Description of E3ME Global Edition


E3ME is a global macro-econometric E3 (Energy-Environment-Economy) model.  It was originally developed through the European Commission’s research framework programmes and is now widely used in Europe and outside Europe for policy assessment, for forecasting and for research purposes.

The E3ME model embodies three important strengths:

  • Integrated treatment of the world’s economies, energy systems, emissions and material demands, enabling the model to capture two-way linkages and feedbacks between these components. Key environmental factors, such as greenhouse gas emissions and resource use are represented explicitly in the model using physical units where appropriate.
  • A high level of disaggregation, enabling detailed analysis of sectoral and country-level effects from a wide range of scenarios. Social impacts (including unemployment levels and distributional effects) are important model outcomes.
  • Its econometric specification, addressing growing concerns over conventional macroeconomic models and providing a strong empirical basis for analysis. E3ME’s specification enables the model to fully assess both short and long-term impacts. It is not limited by many of the restrictive assumptions common to Computable General Equilibrium (CGE) models.

This model description provides a short summary of the E3ME model. For further details, the reader is referred to the model manual available online from www.e3me.com [1].

E3ME Structure

The structure of E3ME is based on the system of national accounts, as defined by ESA95 (European Commission, 1996), with further linkages to energy demand and environmental emissions.  The labour market is also covered in detail, with estimated sets of equations for labour demand, supply, wages and working hours.  In total there are 33 sets of econometrically estimated equations, also including the components of GDP (consumption, investment, international trade), prices, energy demand and materials demand. Each equation set is disaggregated by country and by sector.

E3ME’s historical database covers the period 1970-2010 and the model projects forward annually to 2050.  The main data sources for European countries are Eurostat, DG Ecfin’s AMECO database and the IEA, supplemented by the OECD’s STAN database and other sources where appropriate.  For regions outside Europe, additional sources for data include the UN, OECD, World Bank, IMF, ILO and national statistics.  Gaps in the data are estimated using customised software algorithms.
########################################
| GIVEN EXERCISE 1 |
In the E3ME description, rewrite everything from "The structure of" down to "and by sector.", swapping "labour market" for "job market".
| GIVEN EXERCISE 2 |
Which additional data sources does the E3ME description list for regions outside Europe?

| INFORMATION GIVEN |
########################################
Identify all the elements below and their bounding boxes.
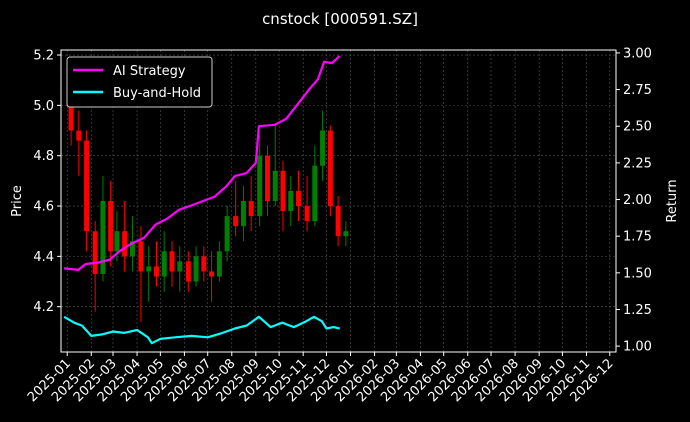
ai-strategy-line [63, 55, 341, 271]
candle-body [100, 201, 106, 274]
candle-body [76, 130, 82, 141]
candle-body [177, 261, 183, 272]
y-tick-label-right: 1.50 [623, 266, 652, 281]
candle-body [240, 201, 246, 227]
legend-label-bh: Buy-and-Hold [113, 86, 201, 101]
candle-body [304, 206, 310, 222]
y-tick-label-right: 1.75 [623, 230, 652, 245]
y-tick-label-right: 2.00 [623, 193, 652, 208]
candle-body [335, 206, 341, 237]
candle-body [84, 140, 90, 232]
y-tick-label-left: 4.4 [33, 250, 54, 265]
candle-body [209, 271, 215, 277]
candle-body [114, 231, 120, 252]
candle-body [233, 216, 239, 227]
chart-title: cnstock [000591.SZ] [262, 10, 418, 28]
candle-body [185, 261, 191, 282]
candle-body [92, 231, 98, 274]
candle-body [257, 155, 263, 217]
y-tick-label-right: 1.25 [623, 303, 652, 318]
y-tick-label-left: 5.0 [33, 99, 54, 114]
y-label-left: Price [10, 185, 25, 217]
candle-body [288, 190, 294, 212]
candle-body [68, 90, 74, 131]
candle-body [320, 130, 326, 166]
candle-body [146, 266, 152, 272]
candle-body [312, 165, 318, 222]
candle-body [272, 170, 278, 201]
candle-body [224, 216, 230, 252]
y-tick-label-left: 4.8 [33, 149, 54, 164]
candle-body [216, 251, 222, 277]
y-tick-label-right: 2.50 [623, 120, 652, 135]
y-tick-label-right: 1.00 [623, 340, 652, 355]
candle-body [201, 256, 207, 272]
candle-body [129, 241, 135, 257]
buy-and-hold-line [63, 315, 340, 345]
candle-body [108, 201, 114, 252]
y-tick-label-right: 2.75 [623, 83, 652, 98]
legend: AI Strategy Buy-and-Hold [66, 56, 213, 108]
legend-label-ai: AI Strategy [113, 64, 186, 79]
candle-body [296, 190, 302, 207]
y-axis-right: 1.00 1.25 1.50 1.75 2.00 2.25 2.50 2.75 3.00 [616, 46, 652, 355]
candle-body [138, 241, 144, 272]
candle-body [193, 256, 199, 282]
candle-body [161, 251, 167, 277]
candle-body [248, 201, 254, 217]
candle-body [264, 155, 270, 201]
candles [68, 65, 349, 322]
candle-body [327, 130, 333, 207]
y-tick-label-left: 4.2 [33, 300, 54, 315]
series-lines [63, 55, 341, 345]
y-tick-label-left: 5.2 [33, 49, 54, 64]
legend-box [66, 56, 213, 108]
candle-body [343, 231, 349, 237]
candle-body [280, 170, 286, 212]
y-tick-label-right: 2.25 [623, 156, 652, 171]
y-tick-label-left: 4.6 [33, 200, 54, 215]
candle-body [169, 251, 175, 272]
candle-body [153, 266, 159, 277]
candle-body [122, 231, 128, 257]
y-tick-label-right: 3.00 [623, 46, 652, 61]
y-axis-left: 4.2 4.4 4.6 4.8 5.0 5.2 [33, 49, 61, 315]
plot-frame [60, 49, 617, 353]
y-label-right: Return [665, 179, 680, 222]
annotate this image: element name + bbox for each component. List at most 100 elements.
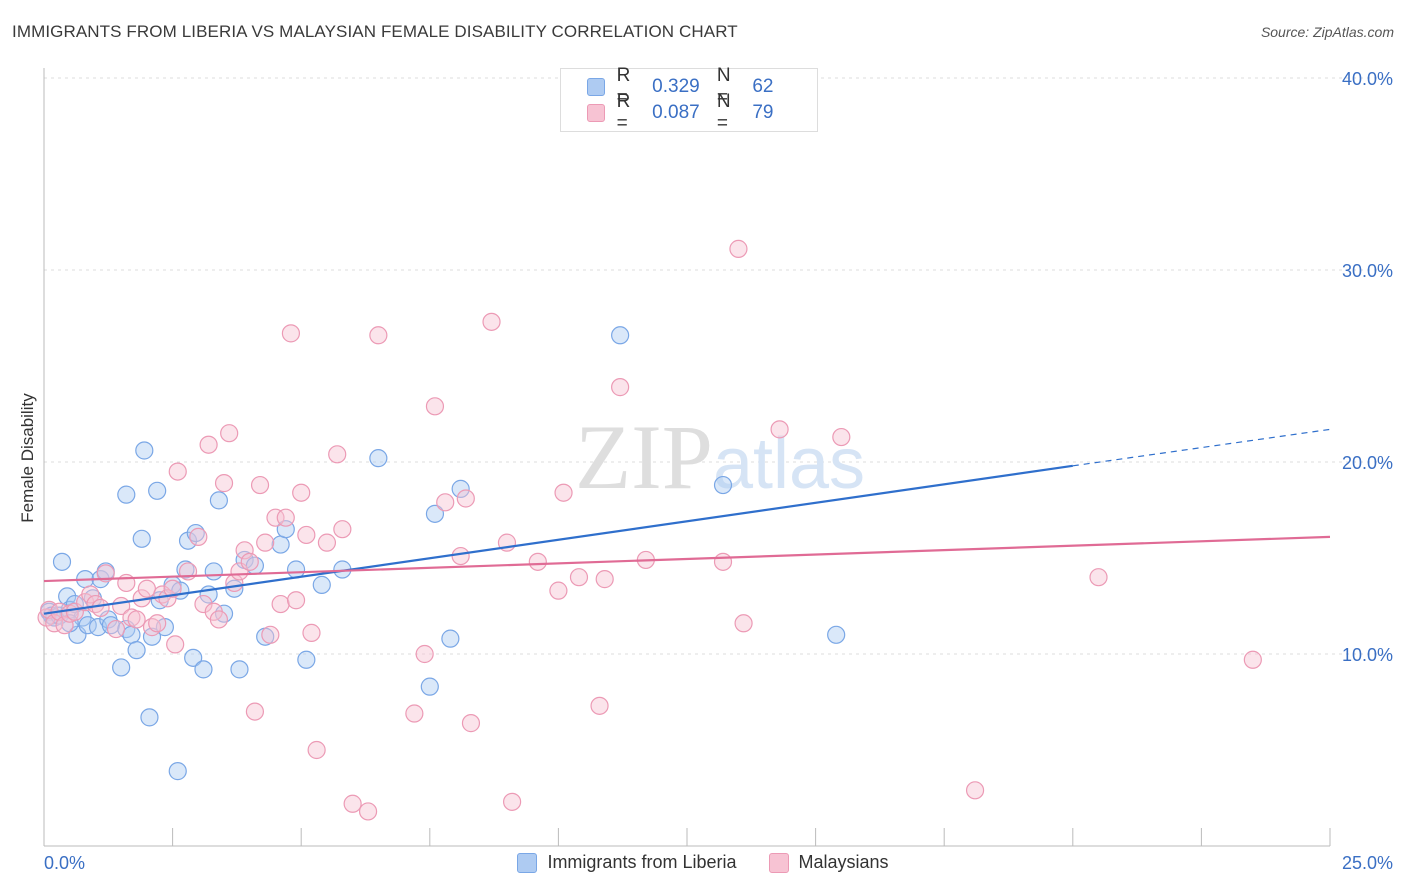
########################################
| CORRECT OUTPUT 1 |
The structure of E3ME is based on the system of national accounts, as defined by ESA95 (European Commission, 1996), with further linkages to energy demand and environmental emissions.  The job market is also covered in detail, with estimated sets of equations for labour demand, supply, wages and working hours.  In total there are 33 sets of econometrically estimated equations, also including the components of GDP (consumption, investment, international trade), prices, energy demand and materials demand. Each equation set is disaggregated by country and by sector.

| CORRECT OUTPUT 2 |
- UN
- OECD
- World Bank
- IMF
- ILO
- national statistics